::: Extracted material

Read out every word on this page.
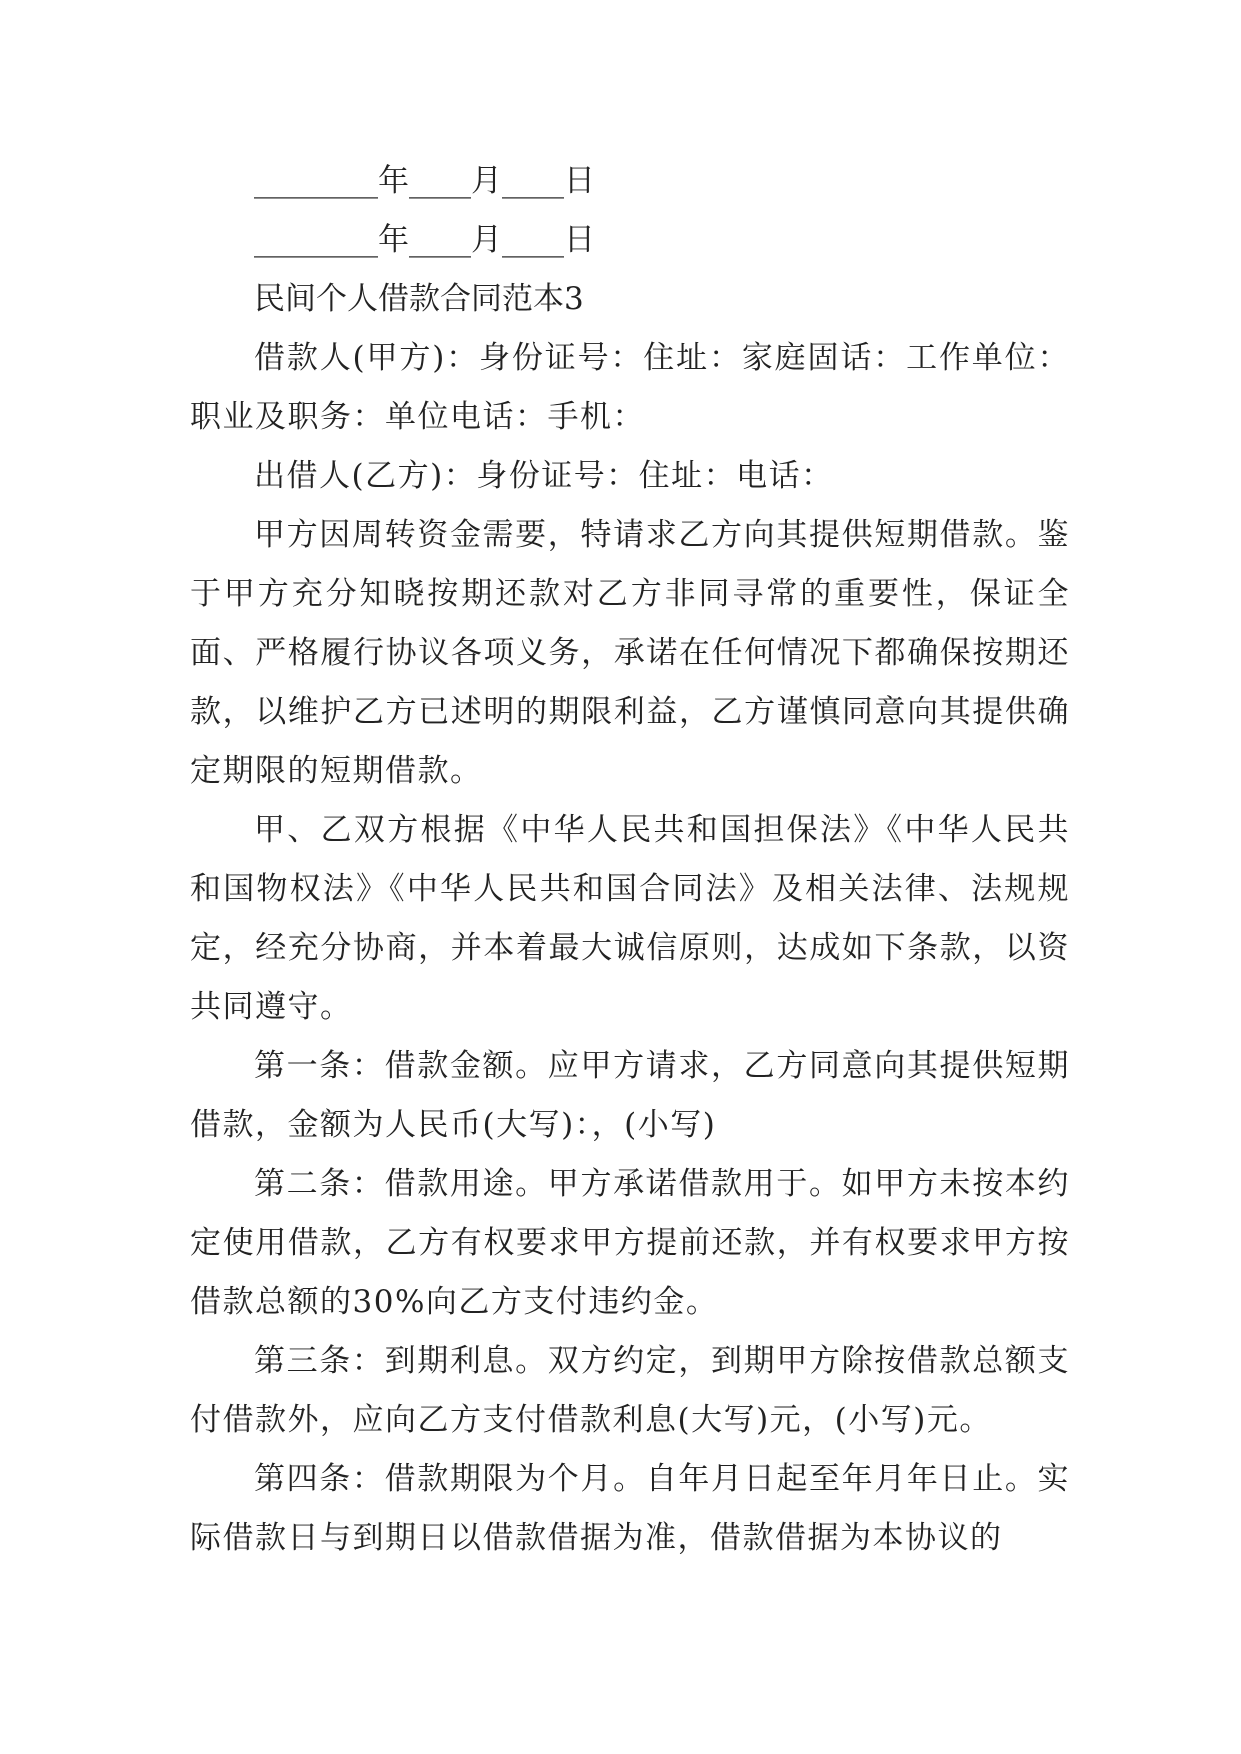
________年____月____日

________年____月____日

民间个人借款合同范本3

借款人(甲方)：身份证号：住址：家庭固话：工作单位：职业及职务：单位电话：手机：

出借人(乙方)：身份证号：住址：电话：

甲方因周转资金需要，特请求乙方向其提供短期借款。鉴于甲方充分知晓按期还款对乙方非同寻常的重要性，保证全面、严格履行协议各项义务，承诺在任何情况下都确保按期还款，以维护乙方已述明的期限利益，乙方谨慎同意向其提供确定期限的短期借款。

甲、乙双方根据《中华人民共和国担保法》《中华人民共和国物权法》《中华人民共和国合同法》及相关法律、法规规定，经充分协商，并本着最大诚信原则，达成如下条款，以资共同遵守。

第一条：借款金额。应甲方请求，乙方同意向其提供短期借款，金额为人民币(大写)：，(小写)

第二条：借款用途。甲方承诺借款用于。如甲方未按本约定使用借款，乙方有权要求甲方提前还款，并有权要求甲方按借款总额的30%向乙方支付违约金。

第三条：到期利息。双方约定，到期甲方除按借款总额支付借款外，应向乙方支付借款利息(大写)元，(小写)元。

第四条：借款期限为个月。自年月日起至年月年日止。实际借款日与到期日以借款借据为准，借款借据为本协议的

::::::

— What the task requires —
Identify the lines above with the word "身份证号". Copy them.

— The completed task —
借款人(甲方)：身份证号：住址：家庭固话：工作单位：职业及职务：单位电话：手机：
出借人(乙方)：身份证号：住址：电话：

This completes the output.